_DATA LISTING_.
- - - - - - -
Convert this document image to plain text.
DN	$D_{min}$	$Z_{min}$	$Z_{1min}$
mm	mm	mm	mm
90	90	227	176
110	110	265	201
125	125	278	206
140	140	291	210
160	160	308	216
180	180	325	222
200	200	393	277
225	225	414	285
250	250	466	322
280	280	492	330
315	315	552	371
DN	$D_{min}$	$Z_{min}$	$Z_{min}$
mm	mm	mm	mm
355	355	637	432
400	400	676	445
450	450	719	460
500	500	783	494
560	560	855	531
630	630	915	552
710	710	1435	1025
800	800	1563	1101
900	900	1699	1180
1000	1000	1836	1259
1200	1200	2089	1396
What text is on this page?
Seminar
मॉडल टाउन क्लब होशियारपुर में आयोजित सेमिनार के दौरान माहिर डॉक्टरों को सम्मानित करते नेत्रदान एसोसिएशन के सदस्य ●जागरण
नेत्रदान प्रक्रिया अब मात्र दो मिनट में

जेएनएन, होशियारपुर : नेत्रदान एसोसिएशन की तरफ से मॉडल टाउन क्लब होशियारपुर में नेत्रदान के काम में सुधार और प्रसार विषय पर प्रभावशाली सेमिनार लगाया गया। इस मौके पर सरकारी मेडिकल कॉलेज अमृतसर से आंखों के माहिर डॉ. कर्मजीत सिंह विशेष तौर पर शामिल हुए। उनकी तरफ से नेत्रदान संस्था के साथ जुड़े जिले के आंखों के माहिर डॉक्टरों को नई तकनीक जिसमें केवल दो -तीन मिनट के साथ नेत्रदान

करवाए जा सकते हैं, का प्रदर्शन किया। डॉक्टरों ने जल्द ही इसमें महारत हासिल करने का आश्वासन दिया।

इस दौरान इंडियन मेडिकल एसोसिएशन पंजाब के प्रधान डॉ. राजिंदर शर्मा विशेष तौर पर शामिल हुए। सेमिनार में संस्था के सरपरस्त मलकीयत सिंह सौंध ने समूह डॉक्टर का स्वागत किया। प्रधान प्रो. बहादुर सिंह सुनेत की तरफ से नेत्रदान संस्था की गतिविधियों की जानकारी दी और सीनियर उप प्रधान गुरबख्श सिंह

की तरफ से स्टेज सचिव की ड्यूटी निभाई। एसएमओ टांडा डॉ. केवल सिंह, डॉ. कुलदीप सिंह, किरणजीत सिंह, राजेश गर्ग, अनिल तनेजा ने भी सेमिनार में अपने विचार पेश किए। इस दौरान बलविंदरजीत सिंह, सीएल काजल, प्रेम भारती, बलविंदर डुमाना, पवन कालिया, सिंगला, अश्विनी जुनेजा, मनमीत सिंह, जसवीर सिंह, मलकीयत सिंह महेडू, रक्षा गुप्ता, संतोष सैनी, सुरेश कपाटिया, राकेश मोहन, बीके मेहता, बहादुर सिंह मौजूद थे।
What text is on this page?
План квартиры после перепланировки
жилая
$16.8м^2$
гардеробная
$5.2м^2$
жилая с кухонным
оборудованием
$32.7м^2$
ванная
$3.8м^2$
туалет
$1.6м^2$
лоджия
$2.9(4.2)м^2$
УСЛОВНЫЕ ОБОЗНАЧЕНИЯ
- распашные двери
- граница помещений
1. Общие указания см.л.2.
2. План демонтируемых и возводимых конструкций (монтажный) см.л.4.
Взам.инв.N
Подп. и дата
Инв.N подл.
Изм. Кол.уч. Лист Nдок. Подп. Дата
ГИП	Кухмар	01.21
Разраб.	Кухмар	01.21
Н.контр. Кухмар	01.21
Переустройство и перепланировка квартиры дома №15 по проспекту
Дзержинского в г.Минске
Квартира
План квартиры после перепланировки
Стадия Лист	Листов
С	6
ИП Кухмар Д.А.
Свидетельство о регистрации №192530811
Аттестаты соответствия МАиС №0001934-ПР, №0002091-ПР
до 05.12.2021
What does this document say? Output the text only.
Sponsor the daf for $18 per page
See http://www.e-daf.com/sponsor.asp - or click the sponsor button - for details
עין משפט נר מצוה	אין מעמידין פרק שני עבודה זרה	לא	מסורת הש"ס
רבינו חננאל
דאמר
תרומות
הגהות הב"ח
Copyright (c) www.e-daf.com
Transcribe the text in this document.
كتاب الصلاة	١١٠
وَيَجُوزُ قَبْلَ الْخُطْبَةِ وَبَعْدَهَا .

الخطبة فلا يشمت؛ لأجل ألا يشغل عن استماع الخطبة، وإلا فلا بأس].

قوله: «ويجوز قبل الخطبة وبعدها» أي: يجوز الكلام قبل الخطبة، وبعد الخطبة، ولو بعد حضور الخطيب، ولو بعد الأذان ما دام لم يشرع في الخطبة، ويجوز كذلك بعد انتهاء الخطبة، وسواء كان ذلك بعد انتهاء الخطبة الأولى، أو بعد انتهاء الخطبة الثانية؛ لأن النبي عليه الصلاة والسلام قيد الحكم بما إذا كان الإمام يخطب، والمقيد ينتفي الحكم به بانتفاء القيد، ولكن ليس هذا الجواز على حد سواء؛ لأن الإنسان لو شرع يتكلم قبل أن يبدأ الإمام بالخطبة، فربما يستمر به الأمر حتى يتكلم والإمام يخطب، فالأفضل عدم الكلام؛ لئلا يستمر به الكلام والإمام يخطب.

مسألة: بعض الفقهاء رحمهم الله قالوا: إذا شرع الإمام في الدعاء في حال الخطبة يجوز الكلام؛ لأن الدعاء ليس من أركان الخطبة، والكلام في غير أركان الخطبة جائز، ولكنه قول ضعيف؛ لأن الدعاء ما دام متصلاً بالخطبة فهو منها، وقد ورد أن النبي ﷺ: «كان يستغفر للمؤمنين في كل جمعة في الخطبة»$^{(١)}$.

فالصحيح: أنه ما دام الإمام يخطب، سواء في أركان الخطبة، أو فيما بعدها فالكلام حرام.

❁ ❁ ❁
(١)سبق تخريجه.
- - - - - - -
_AIM_.
Only the lines from the one holding "What does this" through the end of the listing should be given again, exactly and with both ends included.

_ANSWER TO THE TASK_.
What does this document say? Output the text only.
Sponsor the daf for $18 per page
See http://www.e-daf.com/sponsor.asp - or click the sponsor button - for details
עין משפט נר מצוה	אין מעמידין פרק שני עבודה זרה	לא	מסורת הש"ס
רבינו חננאל
דאמר
תרומות
הגהות הב"ח
Copyright (c) www.e-daf.com
Transcribe the text in this document.
كتاب الصلاة	١١٠
وَيَجُوزُ قَبْلَ الْخُطْبَةِ وَبَعْدَهَا .

الخطبة فلا يشمت؛ لأجل ألا يشغل عن استماع الخطبة، وإلا فلا بأس].

قوله: «ويجوز قبل الخطبة وبعدها» أي: يجوز الكلام قبل الخطبة، وبعد الخطبة، ولو بعد حضور الخطيب، ولو بعد الأذان ما دام لم يشرع في الخطبة، ويجوز كذلك بعد انتهاء الخطبة، وسواء كان ذلك بعد انتهاء الخطبة الأولى، أو بعد انتهاء الخطبة الثانية؛ لأن النبي عليه الصلاة والسلام قيد الحكم بما إذا كان الإمام يخطب، والمقيد ينتفي الحكم به بانتفاء القيد، ولكن ليس هذا الجواز على حد سواء؛ لأن الإنسان لو شرع يتكلم قبل أن يبدأ الإمام بالخطبة، فربما يستمر به الأمر حتى يتكلم والإمام يخطب، فالأفضل عدم الكلام؛ لئلا يستمر به الكلام والإمام يخطب.

مسألة: بعض الفقهاء رحمهم الله قالوا: إذا شرع الإمام في الدعاء في حال الخطبة يجوز الكلام؛ لأن الدعاء ليس من أركان الخطبة، والكلام في غير أركان الخطبة جائز، ولكنه قول ضعيف؛ لأن الدعاء ما دام متصلاً بالخطبة فهو منها، وقد ورد أن النبي ﷺ: «كان يستغفر للمؤمنين في كل جمعة في الخطبة»$^{(١)}$.

فالصحيح: أنه ما دام الإمام يخطب، سواء في أركان الخطبة، أو فيما بعدها فالكلام حرام.

❁ ❁ ❁
(١)سبق تخريجه.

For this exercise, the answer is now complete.